Collection entries:
★ ★ ★ ★
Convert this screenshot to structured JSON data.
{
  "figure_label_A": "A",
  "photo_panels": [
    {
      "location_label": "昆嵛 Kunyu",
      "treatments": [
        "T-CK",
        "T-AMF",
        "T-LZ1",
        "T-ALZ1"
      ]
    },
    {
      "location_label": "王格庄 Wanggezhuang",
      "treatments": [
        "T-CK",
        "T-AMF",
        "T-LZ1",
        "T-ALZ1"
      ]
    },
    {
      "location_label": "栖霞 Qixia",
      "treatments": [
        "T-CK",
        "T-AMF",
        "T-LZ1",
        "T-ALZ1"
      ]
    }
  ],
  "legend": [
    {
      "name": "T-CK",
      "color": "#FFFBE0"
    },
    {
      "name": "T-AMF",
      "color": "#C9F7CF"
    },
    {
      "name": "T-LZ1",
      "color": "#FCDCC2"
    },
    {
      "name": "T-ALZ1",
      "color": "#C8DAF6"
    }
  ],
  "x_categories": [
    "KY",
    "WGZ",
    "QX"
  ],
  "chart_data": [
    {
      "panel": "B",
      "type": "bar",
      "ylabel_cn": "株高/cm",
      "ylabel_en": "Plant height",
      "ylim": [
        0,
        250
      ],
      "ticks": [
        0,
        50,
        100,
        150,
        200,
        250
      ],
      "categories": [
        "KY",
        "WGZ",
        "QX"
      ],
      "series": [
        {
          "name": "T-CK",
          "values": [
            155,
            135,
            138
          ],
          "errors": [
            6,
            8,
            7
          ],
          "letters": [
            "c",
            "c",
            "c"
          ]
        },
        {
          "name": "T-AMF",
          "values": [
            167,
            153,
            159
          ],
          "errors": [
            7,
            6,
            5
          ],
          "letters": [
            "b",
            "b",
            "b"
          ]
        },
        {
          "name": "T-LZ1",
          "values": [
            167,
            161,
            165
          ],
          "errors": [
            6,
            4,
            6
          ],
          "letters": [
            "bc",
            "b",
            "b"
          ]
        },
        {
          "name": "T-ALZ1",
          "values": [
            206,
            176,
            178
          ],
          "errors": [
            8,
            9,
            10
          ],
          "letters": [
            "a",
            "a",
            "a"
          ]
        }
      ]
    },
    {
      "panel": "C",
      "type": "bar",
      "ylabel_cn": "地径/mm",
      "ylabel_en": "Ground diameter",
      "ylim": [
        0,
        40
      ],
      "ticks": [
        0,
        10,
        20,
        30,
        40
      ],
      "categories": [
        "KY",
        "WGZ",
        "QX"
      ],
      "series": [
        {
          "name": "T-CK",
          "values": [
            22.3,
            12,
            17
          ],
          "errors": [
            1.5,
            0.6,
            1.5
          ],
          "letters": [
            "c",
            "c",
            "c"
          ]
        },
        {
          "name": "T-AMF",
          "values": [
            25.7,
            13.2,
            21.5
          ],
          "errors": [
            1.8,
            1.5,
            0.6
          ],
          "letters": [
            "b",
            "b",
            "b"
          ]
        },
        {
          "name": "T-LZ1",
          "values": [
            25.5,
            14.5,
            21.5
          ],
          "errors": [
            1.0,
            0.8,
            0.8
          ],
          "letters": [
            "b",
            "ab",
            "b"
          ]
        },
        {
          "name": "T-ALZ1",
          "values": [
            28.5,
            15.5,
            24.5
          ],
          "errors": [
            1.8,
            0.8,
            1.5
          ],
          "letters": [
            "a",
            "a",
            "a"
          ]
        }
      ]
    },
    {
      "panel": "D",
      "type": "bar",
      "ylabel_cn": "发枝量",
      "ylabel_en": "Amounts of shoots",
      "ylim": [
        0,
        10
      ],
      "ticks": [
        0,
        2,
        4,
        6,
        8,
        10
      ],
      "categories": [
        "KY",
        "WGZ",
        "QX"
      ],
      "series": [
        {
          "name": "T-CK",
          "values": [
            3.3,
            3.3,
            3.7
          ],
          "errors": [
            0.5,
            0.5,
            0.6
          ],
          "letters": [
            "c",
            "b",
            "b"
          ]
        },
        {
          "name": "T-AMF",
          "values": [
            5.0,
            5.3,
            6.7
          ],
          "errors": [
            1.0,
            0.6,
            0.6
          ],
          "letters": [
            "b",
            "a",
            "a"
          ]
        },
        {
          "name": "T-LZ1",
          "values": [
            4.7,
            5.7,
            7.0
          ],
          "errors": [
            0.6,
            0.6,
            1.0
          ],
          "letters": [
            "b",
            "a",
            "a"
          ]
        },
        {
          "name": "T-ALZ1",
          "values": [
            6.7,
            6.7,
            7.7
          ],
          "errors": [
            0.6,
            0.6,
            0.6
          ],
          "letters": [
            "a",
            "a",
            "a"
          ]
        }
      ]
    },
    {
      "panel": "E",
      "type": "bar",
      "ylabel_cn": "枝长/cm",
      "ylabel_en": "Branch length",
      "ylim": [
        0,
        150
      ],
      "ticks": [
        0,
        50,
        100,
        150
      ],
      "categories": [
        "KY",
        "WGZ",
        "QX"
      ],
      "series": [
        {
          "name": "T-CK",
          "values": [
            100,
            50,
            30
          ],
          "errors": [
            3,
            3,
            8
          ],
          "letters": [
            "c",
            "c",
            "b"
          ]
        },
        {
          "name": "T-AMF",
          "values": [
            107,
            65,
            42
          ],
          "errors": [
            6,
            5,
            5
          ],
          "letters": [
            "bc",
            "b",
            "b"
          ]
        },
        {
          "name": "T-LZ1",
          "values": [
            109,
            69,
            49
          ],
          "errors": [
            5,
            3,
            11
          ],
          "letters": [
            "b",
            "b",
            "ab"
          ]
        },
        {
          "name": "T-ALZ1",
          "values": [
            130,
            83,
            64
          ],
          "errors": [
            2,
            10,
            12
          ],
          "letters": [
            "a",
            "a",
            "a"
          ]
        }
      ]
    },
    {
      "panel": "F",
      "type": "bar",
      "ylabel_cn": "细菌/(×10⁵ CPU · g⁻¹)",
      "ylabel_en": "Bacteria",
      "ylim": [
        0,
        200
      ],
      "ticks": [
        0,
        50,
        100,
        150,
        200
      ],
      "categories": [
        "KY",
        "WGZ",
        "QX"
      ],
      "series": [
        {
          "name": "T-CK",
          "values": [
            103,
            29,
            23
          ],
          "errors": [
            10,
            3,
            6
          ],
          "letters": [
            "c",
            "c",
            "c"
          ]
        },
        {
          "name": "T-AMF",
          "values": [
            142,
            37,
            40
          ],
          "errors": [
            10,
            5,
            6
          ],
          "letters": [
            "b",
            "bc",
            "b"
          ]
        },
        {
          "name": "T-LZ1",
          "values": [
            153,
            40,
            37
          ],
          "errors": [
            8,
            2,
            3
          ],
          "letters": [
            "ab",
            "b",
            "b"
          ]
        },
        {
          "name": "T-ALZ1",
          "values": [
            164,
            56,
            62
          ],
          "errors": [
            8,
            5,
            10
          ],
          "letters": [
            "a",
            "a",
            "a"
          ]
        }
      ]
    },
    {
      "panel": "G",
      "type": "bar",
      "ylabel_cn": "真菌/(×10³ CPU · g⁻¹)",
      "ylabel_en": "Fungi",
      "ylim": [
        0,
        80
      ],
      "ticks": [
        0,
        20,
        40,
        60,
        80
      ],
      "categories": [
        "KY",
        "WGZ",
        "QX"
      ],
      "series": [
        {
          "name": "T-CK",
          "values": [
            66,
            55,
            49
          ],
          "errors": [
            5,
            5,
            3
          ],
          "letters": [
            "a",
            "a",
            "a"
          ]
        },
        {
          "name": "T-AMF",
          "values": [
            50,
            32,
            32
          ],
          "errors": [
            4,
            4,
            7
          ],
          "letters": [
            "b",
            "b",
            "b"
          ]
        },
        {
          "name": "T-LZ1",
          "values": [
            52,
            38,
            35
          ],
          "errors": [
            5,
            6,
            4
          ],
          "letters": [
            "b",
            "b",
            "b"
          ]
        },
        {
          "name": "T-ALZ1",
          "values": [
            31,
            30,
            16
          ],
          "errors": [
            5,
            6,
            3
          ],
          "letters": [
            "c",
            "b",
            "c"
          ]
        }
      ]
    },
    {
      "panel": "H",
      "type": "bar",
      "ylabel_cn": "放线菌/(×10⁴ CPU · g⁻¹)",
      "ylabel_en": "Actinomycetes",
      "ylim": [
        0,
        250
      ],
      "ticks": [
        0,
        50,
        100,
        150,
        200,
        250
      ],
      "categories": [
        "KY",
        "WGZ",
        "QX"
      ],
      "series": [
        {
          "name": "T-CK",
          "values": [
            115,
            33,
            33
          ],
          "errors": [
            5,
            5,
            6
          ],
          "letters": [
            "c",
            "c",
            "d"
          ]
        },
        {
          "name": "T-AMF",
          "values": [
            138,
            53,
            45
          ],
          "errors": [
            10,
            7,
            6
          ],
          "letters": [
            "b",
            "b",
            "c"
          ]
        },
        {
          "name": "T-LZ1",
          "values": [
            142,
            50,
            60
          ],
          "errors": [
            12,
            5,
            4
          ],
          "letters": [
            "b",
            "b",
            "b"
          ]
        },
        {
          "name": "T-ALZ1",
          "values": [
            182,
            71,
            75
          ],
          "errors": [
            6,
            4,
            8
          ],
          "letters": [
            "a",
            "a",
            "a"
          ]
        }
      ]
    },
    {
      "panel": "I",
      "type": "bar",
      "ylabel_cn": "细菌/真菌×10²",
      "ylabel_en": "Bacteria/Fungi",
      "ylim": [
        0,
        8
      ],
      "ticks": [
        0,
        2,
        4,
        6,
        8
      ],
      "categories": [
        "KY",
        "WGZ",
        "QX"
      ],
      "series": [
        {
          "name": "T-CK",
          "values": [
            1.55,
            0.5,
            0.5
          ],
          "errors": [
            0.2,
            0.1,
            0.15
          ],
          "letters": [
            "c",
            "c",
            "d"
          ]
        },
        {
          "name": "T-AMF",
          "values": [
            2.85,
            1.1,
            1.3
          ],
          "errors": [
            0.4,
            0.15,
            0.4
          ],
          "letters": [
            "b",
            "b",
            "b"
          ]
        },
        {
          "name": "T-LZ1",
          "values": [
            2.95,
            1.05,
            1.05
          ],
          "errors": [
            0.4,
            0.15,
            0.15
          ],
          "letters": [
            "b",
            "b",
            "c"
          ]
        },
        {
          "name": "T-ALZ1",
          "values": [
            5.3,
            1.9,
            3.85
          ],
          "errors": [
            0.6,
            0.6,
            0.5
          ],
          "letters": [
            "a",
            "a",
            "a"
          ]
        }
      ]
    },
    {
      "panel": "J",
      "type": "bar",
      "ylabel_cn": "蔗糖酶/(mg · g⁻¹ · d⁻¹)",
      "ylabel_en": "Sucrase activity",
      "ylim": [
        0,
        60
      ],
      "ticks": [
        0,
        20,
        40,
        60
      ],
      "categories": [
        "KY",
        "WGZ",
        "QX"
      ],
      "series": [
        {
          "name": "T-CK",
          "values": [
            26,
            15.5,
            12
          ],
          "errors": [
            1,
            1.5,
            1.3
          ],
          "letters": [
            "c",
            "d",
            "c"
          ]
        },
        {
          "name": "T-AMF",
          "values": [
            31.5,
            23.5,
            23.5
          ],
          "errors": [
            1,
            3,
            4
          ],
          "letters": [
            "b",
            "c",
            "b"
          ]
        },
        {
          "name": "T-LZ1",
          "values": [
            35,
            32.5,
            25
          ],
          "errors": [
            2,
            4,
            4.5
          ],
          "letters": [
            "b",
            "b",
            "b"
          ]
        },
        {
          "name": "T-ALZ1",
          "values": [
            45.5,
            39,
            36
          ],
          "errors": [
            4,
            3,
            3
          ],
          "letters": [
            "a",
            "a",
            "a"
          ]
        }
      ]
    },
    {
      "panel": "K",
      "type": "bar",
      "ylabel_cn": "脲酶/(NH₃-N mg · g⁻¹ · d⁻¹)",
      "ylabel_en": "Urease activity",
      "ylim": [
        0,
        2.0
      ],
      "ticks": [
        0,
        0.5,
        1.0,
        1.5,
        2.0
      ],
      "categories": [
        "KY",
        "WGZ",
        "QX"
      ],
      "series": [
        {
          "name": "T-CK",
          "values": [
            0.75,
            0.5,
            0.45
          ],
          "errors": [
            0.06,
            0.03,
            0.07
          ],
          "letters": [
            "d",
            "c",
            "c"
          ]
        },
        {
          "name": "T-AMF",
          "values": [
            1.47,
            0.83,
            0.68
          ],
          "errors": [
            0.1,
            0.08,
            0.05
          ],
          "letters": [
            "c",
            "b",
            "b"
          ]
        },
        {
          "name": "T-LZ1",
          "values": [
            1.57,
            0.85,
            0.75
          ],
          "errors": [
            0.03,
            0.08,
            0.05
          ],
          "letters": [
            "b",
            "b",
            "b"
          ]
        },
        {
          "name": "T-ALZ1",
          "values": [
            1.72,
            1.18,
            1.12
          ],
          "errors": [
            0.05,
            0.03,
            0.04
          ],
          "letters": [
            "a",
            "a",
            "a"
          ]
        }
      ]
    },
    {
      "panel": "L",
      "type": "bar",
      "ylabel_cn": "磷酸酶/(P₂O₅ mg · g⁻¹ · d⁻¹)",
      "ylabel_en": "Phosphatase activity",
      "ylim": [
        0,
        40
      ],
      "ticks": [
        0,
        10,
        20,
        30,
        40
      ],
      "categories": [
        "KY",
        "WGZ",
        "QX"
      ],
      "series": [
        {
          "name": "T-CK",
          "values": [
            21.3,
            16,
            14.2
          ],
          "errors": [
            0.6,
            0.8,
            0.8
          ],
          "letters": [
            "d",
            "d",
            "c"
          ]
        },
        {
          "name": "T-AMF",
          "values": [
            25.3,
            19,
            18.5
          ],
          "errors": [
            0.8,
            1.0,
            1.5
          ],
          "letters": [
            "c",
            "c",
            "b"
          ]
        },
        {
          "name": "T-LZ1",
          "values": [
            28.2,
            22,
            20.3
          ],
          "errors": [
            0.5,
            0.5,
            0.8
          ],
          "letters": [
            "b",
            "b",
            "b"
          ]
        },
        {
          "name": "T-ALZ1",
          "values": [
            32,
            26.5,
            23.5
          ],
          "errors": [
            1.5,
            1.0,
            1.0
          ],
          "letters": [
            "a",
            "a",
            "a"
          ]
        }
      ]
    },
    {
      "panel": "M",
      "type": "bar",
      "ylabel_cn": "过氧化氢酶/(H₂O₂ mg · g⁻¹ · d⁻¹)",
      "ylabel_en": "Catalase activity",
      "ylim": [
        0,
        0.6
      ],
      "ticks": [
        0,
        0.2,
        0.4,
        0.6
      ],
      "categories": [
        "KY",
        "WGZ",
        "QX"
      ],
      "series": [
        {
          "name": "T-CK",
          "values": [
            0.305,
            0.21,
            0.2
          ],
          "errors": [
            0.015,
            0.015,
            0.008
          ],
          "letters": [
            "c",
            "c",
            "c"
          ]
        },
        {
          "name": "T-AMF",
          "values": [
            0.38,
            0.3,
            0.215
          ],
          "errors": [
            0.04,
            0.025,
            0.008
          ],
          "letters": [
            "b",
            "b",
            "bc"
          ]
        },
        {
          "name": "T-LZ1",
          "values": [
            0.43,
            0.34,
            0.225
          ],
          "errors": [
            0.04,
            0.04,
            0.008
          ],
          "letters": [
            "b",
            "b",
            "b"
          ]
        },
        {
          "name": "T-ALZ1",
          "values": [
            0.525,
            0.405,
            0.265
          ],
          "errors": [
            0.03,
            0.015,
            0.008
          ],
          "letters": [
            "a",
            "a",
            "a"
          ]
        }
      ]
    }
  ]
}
★ ★ ★ ★
What to do: Scan the entries and show every line in which the word "color" is found.

Answer to this task:
      "color": "#FFFBE0"
      "color": "#C9F7CF"
      "color": "#FCDCC2"
      "color": "#C8DAF6"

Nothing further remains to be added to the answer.